(Records)
+---+

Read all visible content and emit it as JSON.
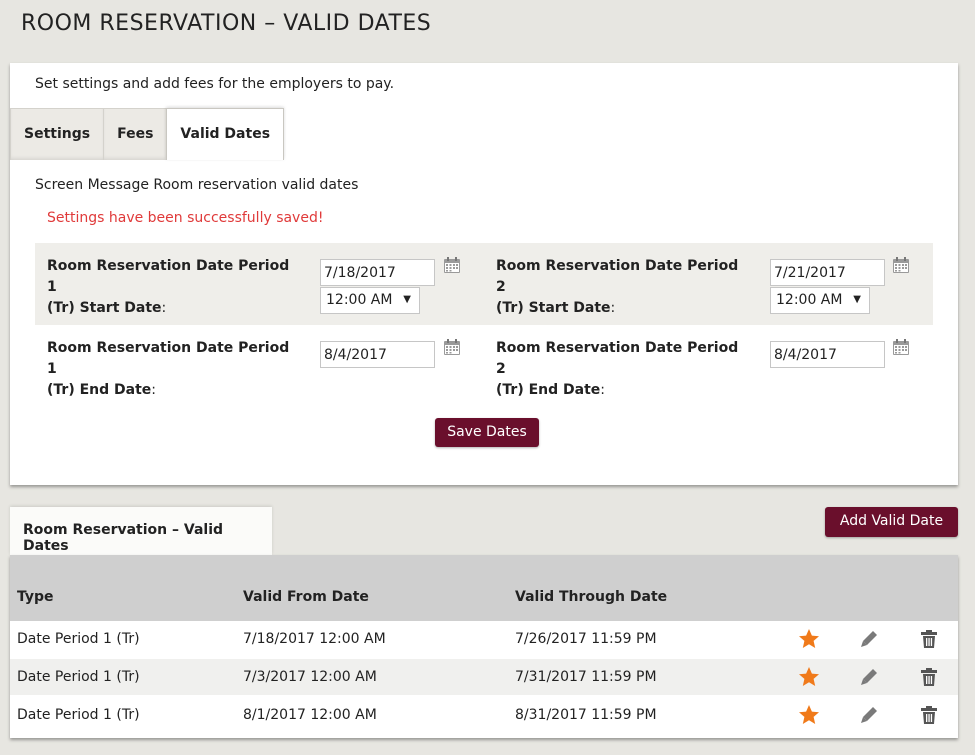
{
  "page": {
    "title": "ROOM RESERVATION – VALID DATES"
  },
  "settings": {
    "description": "Set settings and add fees for the employers to pay.",
    "tabs": [
      {
        "label": "Settings",
        "active": false
      },
      {
        "label": "Fees",
        "active": false
      },
      {
        "label": "Valid Dates",
        "active": true
      }
    ],
    "screen_message": "Screen Message Room reservation valid dates",
    "success_message": "Settings have been successfully saved!",
    "period1": {
      "start_label_line1": "Room Reservation Date Period 1",
      "start_label_line2": "(Tr) Start Date",
      "start_date": "7/18/2017",
      "start_time": "12:00 AM",
      "end_label_line1": "Room Reservation Date Period 1",
      "end_label_line2": "(Tr) End Date",
      "end_date": "8/4/2017"
    },
    "period2": {
      "start_label_line1": "Room Reservation Date Period 2",
      "start_label_line2": "(Tr) Start Date",
      "start_date": "7/21/2017",
      "start_time": "12:00 AM",
      "end_label_line1": "Room Reservation Date Period 2",
      "end_label_line2": "(Tr) End Date",
      "end_date": "8/4/2017"
    },
    "colon": ":",
    "save_button": "Save Dates"
  },
  "list": {
    "tab_label": "Room Reservation – Valid Dates",
    "add_button": "Add Valid Date",
    "columns": [
      "Type",
      "Valid From Date",
      "Valid Through Date"
    ],
    "rows": [
      {
        "type": "Date Period 1 (Tr)",
        "from": "7/18/2017 12:00 AM",
        "through": "7/26/2017 11:59 PM"
      },
      {
        "type": "Date Period 1 (Tr)",
        "from": "7/3/2017 12:00 AM",
        "through": "7/31/2017 11:59 PM"
      },
      {
        "type": "Date Period 1 (Tr)",
        "from": "8/1/2017 12:00 AM",
        "through": "8/31/2017 11:59 PM"
      }
    ],
    "row_icons": [
      "star-icon",
      "pencil-icon",
      "trash-icon"
    ]
  },
  "colors": {
    "brand": "#6a0f2c",
    "success_text": "#e03a3a",
    "star": "#f07a1a",
    "header_bg": "#cfcfcf",
    "page_bg": "#e7e6e1"
  }
}
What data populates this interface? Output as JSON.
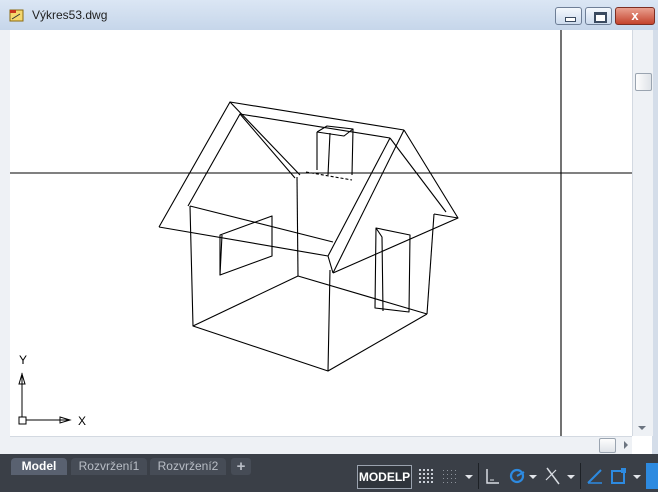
{
  "window": {
    "title": "Výkres53.dwg",
    "buttons": {
      "close_glyph": "x"
    }
  },
  "canvas": {
    "ucs_y_label": "Y",
    "ucs_x_label": "X"
  },
  "layout_tabs": [
    {
      "label": "Model",
      "active": true
    },
    {
      "label": "Rozvržení1",
      "active": false
    },
    {
      "label": "Rozvržení2",
      "active": false
    }
  ],
  "add_tab_label": "+",
  "status": {
    "space_label": "MODELP"
  },
  "icons": {
    "app": "dwg-file-icon",
    "grid": "grid-icon",
    "snap": "snap-icon",
    "ortho": "ortho-icon",
    "polar": "polar-tracking-icon",
    "isodraft": "isodraft-icon",
    "lineweight": "lineweight-icon",
    "annotation": "annotation-icon"
  },
  "colors": {
    "accent": "#2d8ae0",
    "status_bg": "#3a3f47",
    "titlebar": "#c6d6ea"
  }
}
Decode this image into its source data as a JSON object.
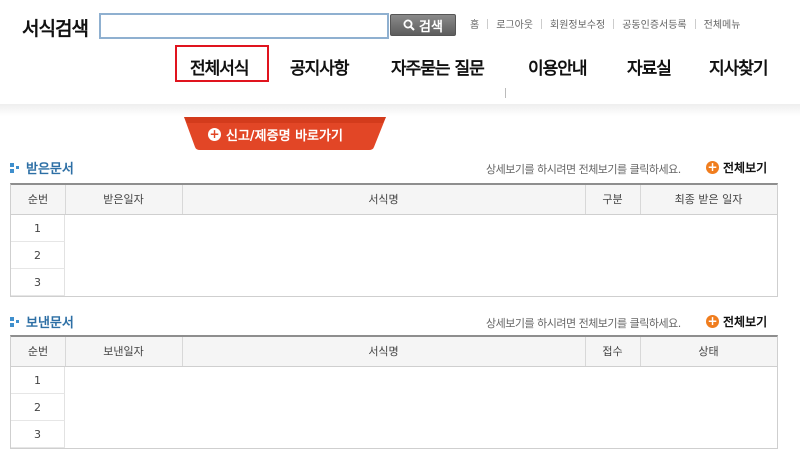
{
  "header": {
    "search_label": "서식검색",
    "search_value": "",
    "search_button": "검색",
    "util_links": [
      "홈",
      "로그아웃",
      "회원정보수정",
      "공동인증서등록",
      "전체메뉴"
    ]
  },
  "gnb": {
    "items": [
      "전체서식",
      "공지사항",
      "자주묻는 질문",
      "이용안내",
      "자료실",
      "지사찾기"
    ],
    "active": "전체서식"
  },
  "shortcut": {
    "label": "신고/제증명 바로가기"
  },
  "received": {
    "title": "받은문서",
    "hint": "상세보기를 하시려면 전체보기를 클릭하세요.",
    "view_all": "전체보기",
    "columns": [
      "순번",
      "받은일자",
      "서식명",
      "구분",
      "최종 받은 일자"
    ],
    "rows": [
      "1",
      "2",
      "3"
    ]
  },
  "sent": {
    "title": "보낸문서",
    "hint": "상세보기를 하시려면 전체보기를 클릭하세요.",
    "view_all": "전체보기",
    "columns": [
      "순번",
      "보낸일자",
      "서식명",
      "접수",
      "상태"
    ],
    "rows": [
      "1",
      "2",
      "3"
    ]
  },
  "colors": {
    "active_border": "#e0141e",
    "shortcut_bg": "#e24626",
    "section_title": "#2d6fa5",
    "view_all_icon": "#f07d1e"
  },
  "icons": [
    "search-icon",
    "plus-circle-icon",
    "section-bullet-icon"
  ]
}
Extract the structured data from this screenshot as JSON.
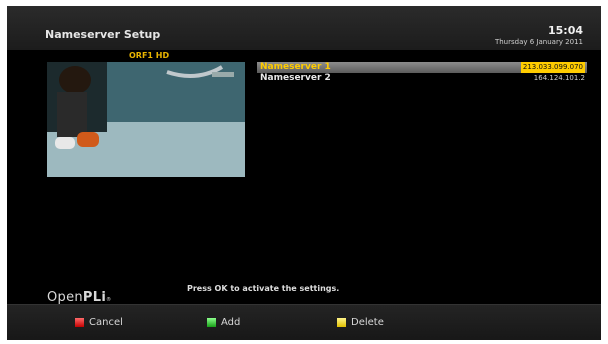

+---+

#### Task details
Identify the lines that contain the string "data", and copy every one of them.

#### Output for this exercise
What data populates this interface? Output as JSON.
Decode this image into its source data as a JSON object.
Extract the structured data from this screenshot as JSON.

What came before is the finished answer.